Extracted records:

# # # # # # #

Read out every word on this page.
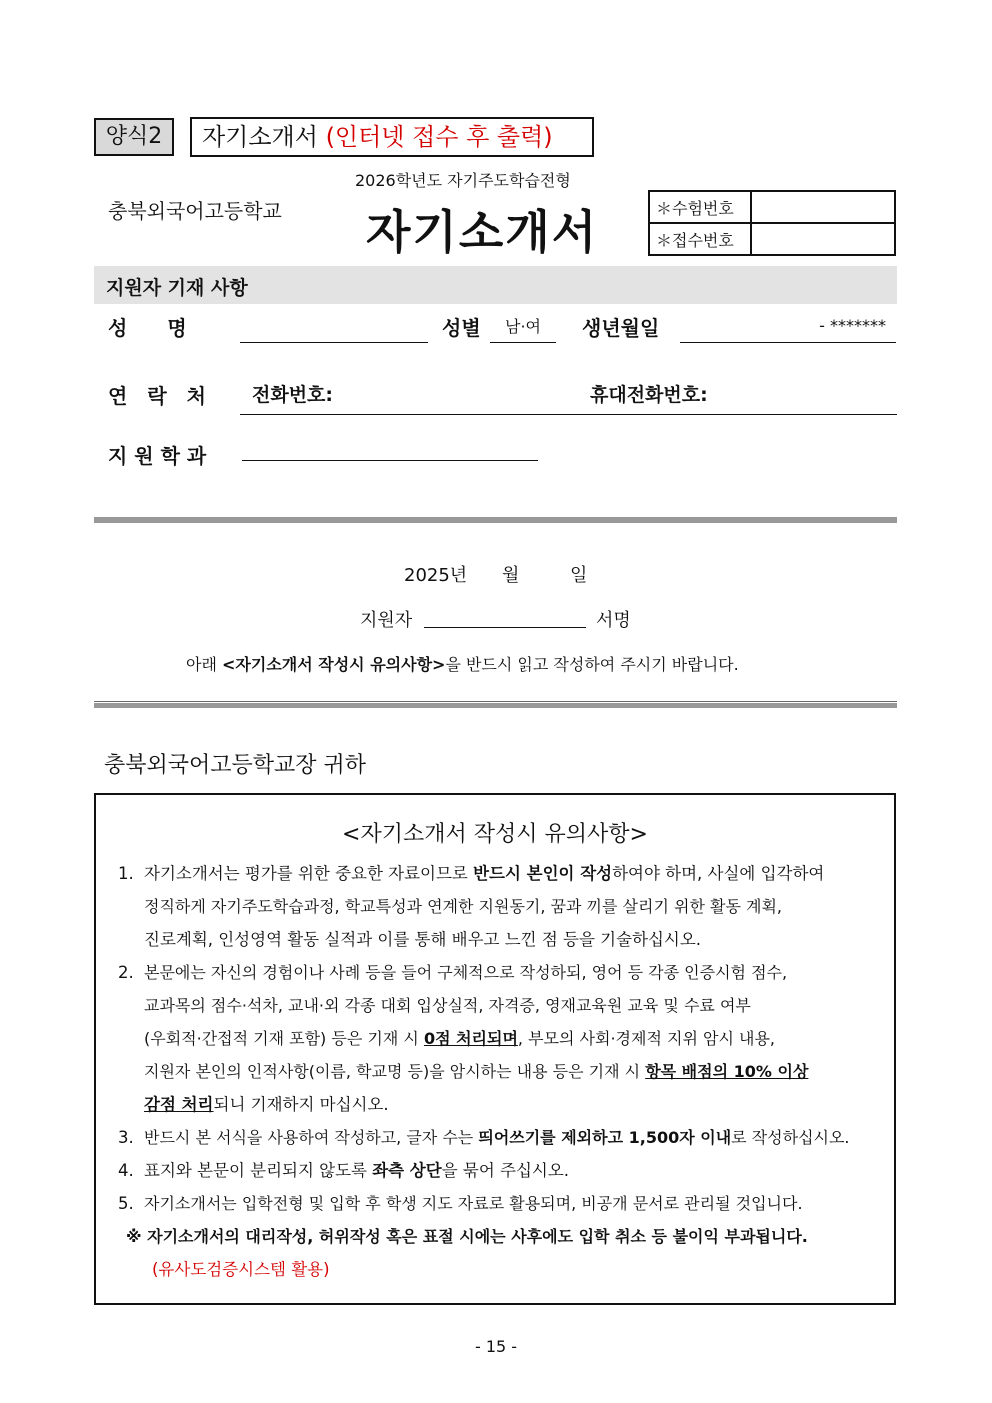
양식2	자기소개서 (인터넷 접수 후 출력)
충북외국어고등학교
2026학년도 자기주도학습전형
자기소개서	＊수험번호	
＊접수번호	
지원자 기재 사항
성　　명	성별	남·여	생년월일	- *******
연　락　처 전화번호:	휴대전화번호:
지 원 학 과
2025년 월	일
지원자	서명
아래 <자기소개서 작성시 유의사항>을 반드시 읽고 작성하여 주시기 바랍니다.
충북외국어고등학교장 귀하
<자기소개서 작성시 유의사항>
1. 자기소개서는 평가를 위한 중요한 자료이므로 반드시 본인이 작성하여야 하며, 사실에 입각하여
정직하게 자기주도학습과정, 학교특성과 연계한 지원동기, 꿈과 끼를 살리기 위한 활동 계획,
진로계획, 인성영역 활동 실적과 이를 통해 배우고 느낀 점 등을 기술하십시오.
2. 본문에는 자신의 경험이나 사례 등을 들어 구체적으로 작성하되, 영어 등 각종 인증시험 점수,
교과목의 점수·석차, 교내·외 각종 대회 입상실적, 자격증, 영재교육원 교육 및 수료 여부
(우회적·간접적 기재 포함) 등은 기재 시 0점 처리되며, 부모의 사회·경제적 지위 암시 내용,
지원자 본인의 인적사항(이름, 학교명 등)을 암시하는 내용 등은 기재 시 항목 배점의 10% 이상
감점 처리되니 기재하지 마십시오.
3. 반드시 본 서식을 사용하여 작성하고, 글자 수는 띄어쓰기를 제외하고 1,500자 이내로 작성하십시오.
4. 표지와 본문이 분리되지 않도록 좌측 상단을 묶어 주십시오.
5. 자기소개서는 입학전형 및 입학 후 학생 지도 자료로 활용되며, 비공개 문서로 관리될 것입니다.
※ 자기소개서의 대리작성, 허위작성 혹은 표절 시에는 사후에도 입학 취소 등 불이익 부과됩니다.
(유사도검증시스템 활용)
- 15 -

# # # # # # #

| EXERCISE GOAL |
Which lines hold the word "자기소개서는"? Copy every one of them.

| RESULT OF THIS TASK |
1. 자기소개서는 평가를 위한 중요한 자료이므로 반드시 본인이 작성하여야 하며, 사실에 입각하여
5. 자기소개서는 입학전형 및 입학 후 학생 지도 자료로 활용되며, 비공개 문서로 관리될 것입니다.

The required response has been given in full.